WORK TO COMPLETE
Return every entry exactly as written.
— Start of INPUT ROWS —
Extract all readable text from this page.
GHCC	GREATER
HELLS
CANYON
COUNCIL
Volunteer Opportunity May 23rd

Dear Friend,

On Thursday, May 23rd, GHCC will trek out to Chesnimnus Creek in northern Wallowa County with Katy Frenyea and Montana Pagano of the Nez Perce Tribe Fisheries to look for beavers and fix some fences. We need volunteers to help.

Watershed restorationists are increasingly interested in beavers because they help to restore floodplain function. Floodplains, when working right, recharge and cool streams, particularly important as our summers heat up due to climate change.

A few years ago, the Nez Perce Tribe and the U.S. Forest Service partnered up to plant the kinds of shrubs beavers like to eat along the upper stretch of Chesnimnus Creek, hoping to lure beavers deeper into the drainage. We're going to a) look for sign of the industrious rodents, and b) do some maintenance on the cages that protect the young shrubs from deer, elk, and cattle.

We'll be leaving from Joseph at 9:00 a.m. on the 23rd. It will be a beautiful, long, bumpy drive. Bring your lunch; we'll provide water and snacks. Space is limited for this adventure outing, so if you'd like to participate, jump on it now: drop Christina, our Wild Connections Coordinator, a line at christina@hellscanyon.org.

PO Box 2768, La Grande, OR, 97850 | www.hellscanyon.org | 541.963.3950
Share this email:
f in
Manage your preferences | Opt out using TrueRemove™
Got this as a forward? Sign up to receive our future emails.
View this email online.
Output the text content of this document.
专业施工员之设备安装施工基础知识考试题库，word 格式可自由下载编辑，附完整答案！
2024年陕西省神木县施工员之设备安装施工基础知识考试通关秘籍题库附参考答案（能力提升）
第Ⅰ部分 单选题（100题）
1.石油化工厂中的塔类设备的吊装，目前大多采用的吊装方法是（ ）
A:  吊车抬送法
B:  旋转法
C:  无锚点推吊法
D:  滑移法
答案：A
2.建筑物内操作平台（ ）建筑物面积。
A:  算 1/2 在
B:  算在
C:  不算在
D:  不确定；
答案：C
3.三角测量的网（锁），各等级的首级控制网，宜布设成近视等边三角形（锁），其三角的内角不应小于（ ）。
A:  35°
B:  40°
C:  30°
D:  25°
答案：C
— End of INPUT ROWS —
ANSWER IN FULL
Extract all readable text from this page.
GHCC	GREATER
HELLS
CANYON
COUNCIL
Volunteer Opportunity May 23rd

Dear Friend,

On Thursday, May 23rd, GHCC will trek out to Chesnimnus Creek in northern Wallowa County with Katy Frenyea and Montana Pagano of the Nez Perce Tribe Fisheries to look for beavers and fix some fences. We need volunteers to help.

Watershed restorationists are increasingly interested in beavers because they help to restore floodplain function. Floodplains, when working right, recharge and cool streams, particularly important as our summers heat up due to climate change.

A few years ago, the Nez Perce Tribe and the U.S. Forest Service partnered up to plant the kinds of shrubs beavers like to eat along the upper stretch of Chesnimnus Creek, hoping to lure beavers deeper into the drainage. We're going to a) look for sign of the industrious rodents, and b) do some maintenance on the cages that protect the young shrubs from deer, elk, and cattle.

We'll be leaving from Joseph at 9:00 a.m. on the 23rd. It will be a beautiful, long, bumpy drive. Bring your lunch; we'll provide water and snacks. Space is limited for this adventure outing, so if you'd like to participate, jump on it now: drop Christina, our Wild Connections Coordinator, a line at christina@hellscanyon.org.

PO Box 2768, La Grande, OR, 97850 | www.hellscanyon.org | 541.963.3950
Share this email:
f in
Manage your preferences | Opt out using TrueRemove™
Got this as a forward? Sign up to receive our future emails.
View this email online.
Output the text content of this document.
专业施工员之设备安装施工基础知识考试题库，word 格式可自由下载编辑，附完整答案！
2024年陕西省神木县施工员之设备安装施工基础知识考试通关秘籍题库附参考答案（能力提升）
第Ⅰ部分 单选题（100题）
1.石油化工厂中的塔类设备的吊装，目前大多采用的吊装方法是（ ）
A:  吊车抬送法
B:  旋转法
C:  无锚点推吊法
D:  滑移法
答案：A
2.建筑物内操作平台（ ）建筑物面积。
A:  算 1/2 在
B:  算在
C:  不算在
D:  不确定；
答案：C
3.三角测量的网（锁），各等级的首级控制网，宜布设成近视等边三角形（锁），其三角的内角不应小于（ ）。
A:  35°
B:  40°
C:  30°
D:  25°
答案：C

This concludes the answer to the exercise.